» Requirements: For the data below, report the number of lines that contain the string "with" and nothing else.
-- Begin Provided data --
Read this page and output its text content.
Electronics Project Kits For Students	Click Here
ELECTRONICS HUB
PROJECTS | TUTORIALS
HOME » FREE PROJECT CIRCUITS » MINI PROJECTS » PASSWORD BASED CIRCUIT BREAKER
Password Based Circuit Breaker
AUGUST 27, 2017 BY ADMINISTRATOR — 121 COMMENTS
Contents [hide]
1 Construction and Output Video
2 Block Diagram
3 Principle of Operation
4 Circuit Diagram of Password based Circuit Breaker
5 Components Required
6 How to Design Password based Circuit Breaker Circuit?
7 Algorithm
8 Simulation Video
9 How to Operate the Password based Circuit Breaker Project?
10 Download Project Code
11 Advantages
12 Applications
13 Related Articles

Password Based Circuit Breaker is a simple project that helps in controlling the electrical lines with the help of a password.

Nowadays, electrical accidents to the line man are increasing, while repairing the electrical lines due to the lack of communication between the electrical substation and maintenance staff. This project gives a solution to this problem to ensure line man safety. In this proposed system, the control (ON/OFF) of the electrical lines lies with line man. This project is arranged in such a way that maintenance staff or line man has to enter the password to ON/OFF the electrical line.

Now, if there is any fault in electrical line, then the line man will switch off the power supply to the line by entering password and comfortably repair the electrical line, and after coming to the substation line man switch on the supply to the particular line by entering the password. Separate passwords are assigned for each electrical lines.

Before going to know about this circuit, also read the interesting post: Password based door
-- End Provided data --
» Final result: 2